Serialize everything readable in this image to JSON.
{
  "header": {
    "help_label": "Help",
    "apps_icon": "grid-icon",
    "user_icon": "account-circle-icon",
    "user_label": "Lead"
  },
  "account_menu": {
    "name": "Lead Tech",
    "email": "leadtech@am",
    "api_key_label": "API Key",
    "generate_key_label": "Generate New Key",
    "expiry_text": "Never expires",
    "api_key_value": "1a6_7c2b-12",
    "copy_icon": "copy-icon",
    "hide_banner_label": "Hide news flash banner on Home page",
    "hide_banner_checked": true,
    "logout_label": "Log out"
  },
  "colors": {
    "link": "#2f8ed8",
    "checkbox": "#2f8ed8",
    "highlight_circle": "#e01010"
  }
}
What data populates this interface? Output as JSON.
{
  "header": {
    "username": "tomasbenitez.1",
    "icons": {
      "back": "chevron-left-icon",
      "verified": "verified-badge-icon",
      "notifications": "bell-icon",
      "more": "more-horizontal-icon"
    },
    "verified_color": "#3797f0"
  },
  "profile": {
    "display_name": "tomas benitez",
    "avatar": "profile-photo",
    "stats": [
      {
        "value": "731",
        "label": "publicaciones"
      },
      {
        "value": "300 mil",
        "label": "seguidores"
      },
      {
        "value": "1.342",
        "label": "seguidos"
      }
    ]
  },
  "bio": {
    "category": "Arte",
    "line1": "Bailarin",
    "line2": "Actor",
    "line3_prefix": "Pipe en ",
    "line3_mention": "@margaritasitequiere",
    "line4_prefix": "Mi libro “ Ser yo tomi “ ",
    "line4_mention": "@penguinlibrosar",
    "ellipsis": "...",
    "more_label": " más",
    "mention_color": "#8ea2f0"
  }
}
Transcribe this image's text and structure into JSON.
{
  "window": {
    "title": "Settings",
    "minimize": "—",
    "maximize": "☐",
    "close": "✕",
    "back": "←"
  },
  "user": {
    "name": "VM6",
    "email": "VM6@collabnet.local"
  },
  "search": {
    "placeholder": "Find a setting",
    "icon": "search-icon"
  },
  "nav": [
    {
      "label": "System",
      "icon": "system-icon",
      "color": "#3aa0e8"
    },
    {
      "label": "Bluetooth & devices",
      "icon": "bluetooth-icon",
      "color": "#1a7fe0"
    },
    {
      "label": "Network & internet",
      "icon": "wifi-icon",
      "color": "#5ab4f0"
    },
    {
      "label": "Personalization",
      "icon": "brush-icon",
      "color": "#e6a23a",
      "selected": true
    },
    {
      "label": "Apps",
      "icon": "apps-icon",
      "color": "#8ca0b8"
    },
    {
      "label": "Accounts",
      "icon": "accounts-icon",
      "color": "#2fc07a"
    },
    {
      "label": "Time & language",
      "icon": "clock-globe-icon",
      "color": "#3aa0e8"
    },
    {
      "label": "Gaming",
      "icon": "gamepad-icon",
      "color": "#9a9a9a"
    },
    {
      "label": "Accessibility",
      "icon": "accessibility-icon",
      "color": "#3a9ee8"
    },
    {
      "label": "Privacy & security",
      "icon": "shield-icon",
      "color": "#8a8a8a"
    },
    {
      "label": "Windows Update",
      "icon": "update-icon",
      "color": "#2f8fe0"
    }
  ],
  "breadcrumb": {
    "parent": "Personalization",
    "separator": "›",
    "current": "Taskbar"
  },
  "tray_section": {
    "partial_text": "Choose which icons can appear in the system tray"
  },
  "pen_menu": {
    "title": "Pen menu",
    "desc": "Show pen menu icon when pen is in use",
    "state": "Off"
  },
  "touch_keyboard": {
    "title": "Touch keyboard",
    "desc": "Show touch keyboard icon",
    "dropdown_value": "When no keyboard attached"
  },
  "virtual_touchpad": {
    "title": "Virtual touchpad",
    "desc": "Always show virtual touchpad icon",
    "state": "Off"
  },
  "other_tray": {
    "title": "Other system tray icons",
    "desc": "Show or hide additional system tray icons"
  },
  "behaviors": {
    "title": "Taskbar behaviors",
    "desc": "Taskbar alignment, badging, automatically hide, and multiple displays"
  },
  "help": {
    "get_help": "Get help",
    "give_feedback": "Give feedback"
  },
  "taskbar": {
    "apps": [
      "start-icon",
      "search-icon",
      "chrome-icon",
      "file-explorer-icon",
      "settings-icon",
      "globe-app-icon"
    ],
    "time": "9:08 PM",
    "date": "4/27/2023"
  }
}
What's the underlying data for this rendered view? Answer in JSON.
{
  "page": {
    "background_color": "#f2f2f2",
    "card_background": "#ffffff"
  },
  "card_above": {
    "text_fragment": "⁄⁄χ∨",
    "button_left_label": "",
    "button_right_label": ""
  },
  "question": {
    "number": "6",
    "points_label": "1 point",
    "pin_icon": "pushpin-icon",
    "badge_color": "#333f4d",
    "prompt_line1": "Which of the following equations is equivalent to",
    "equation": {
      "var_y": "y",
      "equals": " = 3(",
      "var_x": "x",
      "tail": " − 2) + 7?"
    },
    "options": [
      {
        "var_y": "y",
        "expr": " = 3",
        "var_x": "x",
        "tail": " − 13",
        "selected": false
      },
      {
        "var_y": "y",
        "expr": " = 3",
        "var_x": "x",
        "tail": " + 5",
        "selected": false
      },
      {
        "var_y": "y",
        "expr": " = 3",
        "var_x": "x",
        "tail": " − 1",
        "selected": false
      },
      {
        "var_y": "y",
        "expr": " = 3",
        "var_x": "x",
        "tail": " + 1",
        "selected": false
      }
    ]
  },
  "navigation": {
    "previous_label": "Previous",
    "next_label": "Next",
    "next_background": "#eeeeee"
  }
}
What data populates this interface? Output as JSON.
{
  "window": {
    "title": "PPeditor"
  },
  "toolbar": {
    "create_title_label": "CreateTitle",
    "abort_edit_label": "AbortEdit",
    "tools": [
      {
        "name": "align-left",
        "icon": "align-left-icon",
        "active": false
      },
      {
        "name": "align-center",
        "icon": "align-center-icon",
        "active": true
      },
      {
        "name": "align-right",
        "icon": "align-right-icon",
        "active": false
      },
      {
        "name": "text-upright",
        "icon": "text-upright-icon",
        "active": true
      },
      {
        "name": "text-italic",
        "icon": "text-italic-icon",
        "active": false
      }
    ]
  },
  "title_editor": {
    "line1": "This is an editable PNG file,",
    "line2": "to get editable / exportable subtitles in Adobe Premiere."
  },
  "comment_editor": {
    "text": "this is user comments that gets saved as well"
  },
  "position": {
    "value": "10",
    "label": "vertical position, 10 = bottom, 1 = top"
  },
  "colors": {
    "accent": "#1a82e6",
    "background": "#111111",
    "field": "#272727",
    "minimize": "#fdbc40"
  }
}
################
**What you need to do:** Out of the records, collect only those lines that contain the string "JSON".

**Answer in full:**
Serialize everything readable in this image to JSON.
What data populates this interface? Output as JSON.
Transcribe this image's text and structure into JSON.
What's the underlying data for this rendered view? Answer in JSON.
What data populates this interface? Output as JSON.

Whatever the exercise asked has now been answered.